Provided records
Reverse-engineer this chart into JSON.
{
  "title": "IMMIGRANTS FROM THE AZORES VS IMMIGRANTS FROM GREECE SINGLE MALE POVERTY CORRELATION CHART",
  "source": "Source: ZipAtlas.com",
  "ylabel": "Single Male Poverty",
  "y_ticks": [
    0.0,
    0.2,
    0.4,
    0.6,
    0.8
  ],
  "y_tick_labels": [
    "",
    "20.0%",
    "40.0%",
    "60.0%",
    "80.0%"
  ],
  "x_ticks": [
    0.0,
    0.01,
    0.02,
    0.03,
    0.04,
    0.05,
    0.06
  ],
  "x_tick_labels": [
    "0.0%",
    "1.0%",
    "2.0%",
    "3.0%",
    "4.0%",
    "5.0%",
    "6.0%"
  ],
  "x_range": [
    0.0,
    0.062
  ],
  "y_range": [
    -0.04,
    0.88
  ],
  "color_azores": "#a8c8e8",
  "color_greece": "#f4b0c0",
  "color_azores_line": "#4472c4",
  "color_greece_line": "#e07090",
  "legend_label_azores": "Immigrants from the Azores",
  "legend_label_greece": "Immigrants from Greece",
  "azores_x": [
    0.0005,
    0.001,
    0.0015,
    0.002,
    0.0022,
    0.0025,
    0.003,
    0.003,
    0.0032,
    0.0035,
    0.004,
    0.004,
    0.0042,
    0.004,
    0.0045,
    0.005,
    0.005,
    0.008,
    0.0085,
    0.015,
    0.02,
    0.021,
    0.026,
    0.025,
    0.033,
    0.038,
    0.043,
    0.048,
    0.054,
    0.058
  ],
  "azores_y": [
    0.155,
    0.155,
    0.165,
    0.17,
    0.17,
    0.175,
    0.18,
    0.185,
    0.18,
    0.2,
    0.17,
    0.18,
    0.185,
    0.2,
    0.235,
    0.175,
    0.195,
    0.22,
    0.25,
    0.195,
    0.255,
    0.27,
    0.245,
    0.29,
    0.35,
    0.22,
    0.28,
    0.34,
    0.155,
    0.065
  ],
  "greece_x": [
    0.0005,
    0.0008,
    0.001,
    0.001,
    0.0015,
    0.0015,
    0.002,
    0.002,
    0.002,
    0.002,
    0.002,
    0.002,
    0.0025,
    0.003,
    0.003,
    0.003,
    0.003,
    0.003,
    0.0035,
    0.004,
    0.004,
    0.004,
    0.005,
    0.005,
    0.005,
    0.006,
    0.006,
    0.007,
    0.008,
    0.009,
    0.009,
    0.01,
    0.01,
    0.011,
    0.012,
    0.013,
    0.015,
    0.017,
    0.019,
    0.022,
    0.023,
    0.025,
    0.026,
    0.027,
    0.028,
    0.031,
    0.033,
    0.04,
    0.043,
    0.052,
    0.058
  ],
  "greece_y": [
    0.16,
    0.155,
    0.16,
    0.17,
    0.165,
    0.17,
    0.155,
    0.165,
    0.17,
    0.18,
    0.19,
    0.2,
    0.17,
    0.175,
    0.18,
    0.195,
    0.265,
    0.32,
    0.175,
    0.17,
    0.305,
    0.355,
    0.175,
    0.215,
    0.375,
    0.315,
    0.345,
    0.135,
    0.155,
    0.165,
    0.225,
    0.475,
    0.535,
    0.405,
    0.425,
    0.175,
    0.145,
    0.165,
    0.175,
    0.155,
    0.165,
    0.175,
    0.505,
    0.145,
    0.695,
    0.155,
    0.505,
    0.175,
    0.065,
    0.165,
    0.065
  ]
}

What you have to do
Set down each entry again, unchanged.

Result of the task
Reverse-engineer this chart into JSON.
{
  "title": "IMMIGRANTS FROM THE AZORES VS IMMIGRANTS FROM GREECE SINGLE MALE POVERTY CORRELATION CHART",
  "source": "Source: ZipAtlas.com",
  "ylabel": "Single Male Poverty",
  "y_ticks": [
    0.0,
    0.2,
    0.4,
    0.6,
    0.8
  ],
  "y_tick_labels": [
    "",
    "20.0%",
    "40.0%",
    "60.0%",
    "80.0%"
  ],
  "x_ticks": [
    0.0,
    0.01,
    0.02,
    0.03,
    0.04,
    0.05,
    0.06
  ],
  "x_tick_labels": [
    "0.0%",
    "1.0%",
    "2.0%",
    "3.0%",
    "4.0%",
    "5.0%",
    "6.0%"
  ],
  "x_range": [
    0.0,
    0.062
  ],
  "y_range": [
    -0.04,
    0.88
  ],
  "color_azores": "#a8c8e8",
  "color_greece": "#f4b0c0",
  "color_azores_line": "#4472c4",
  "color_greece_line": "#e07090",
  "legend_label_azores": "Immigrants from the Azores",
  "legend_label_greece": "Immigrants from Greece",
  "azores_x": [
    0.0005,
    0.001,
    0.0015,
    0.002,
    0.0022,
    0.0025,
    0.003,
    0.003,
    0.0032,
    0.0035,
    0.004,
    0.004,
    0.0042,
    0.004,
    0.0045,
    0.005,
    0.005,
    0.008,
    0.0085,
    0.015,
    0.02,
    0.021,
    0.026,
    0.025,
    0.033,
    0.038,
    0.043,
    0.048,
    0.054,
    0.058
  ],
  "azores_y": [
    0.155,
    0.155,
    0.165,
    0.17,
    0.17,
    0.175,
    0.18,
    0.185,
    0.18,
    0.2,
    0.17,
    0.18,
    0.185,
    0.2,
    0.235,
    0.175,
    0.195,
    0.22,
    0.25,
    0.195,
    0.255,
    0.27,
    0.245,
    0.29,
    0.35,
    0.22,
    0.28,
    0.34,
    0.155,
    0.065
  ],
  "greece_x": [
    0.0005,
    0.0008,
    0.001,
    0.001,
    0.0015,
    0.0015,
    0.002,
    0.002,
    0.002,
    0.002,
    0.002,
    0.002,
    0.0025,
    0.003,
    0.003,
    0.003,
    0.003,
    0.003,
    0.0035,
    0.004,
    0.004,
    0.004,
    0.005,
    0.005,
    0.005,
    0.006,
    0.006,
    0.007,
    0.008,
    0.009,
    0.009,
    0.01,
    0.01,
    0.011,
    0.012,
    0.013,
    0.015,
    0.017,
    0.019,
    0.022,
    0.023,
    0.025,
    0.026,
    0.027,
    0.028,
    0.031,
    0.033,
    0.04,
    0.043,
    0.052,
    0.058
  ],
  "greece_y": [
    0.16,
    0.155,
    0.16,
    0.17,
    0.165,
    0.17,
    0.155,
    0.165,
    0.17,
    0.18,
    0.19,
    0.2,
    0.17,
    0.175,
    0.18,
    0.195,
    0.265,
    0.32,
    0.175,
    0.17,
    0.305,
    0.355,
    0.175,
    0.215,
    0.375,
    0.315,
    0.345,
    0.135,
    0.155,
    0.165,
    0.225,
    0.475,
    0.535,
    0.405,
    0.425,
    0.175,
    0.145,
    0.165,
    0.175,
    0.155,
    0.165,
    0.175,
    0.505,
    0.145,
    0.695,
    0.155,
    0.505,
    0.175,
    0.065,
    0.165,
    0.065
  ]
}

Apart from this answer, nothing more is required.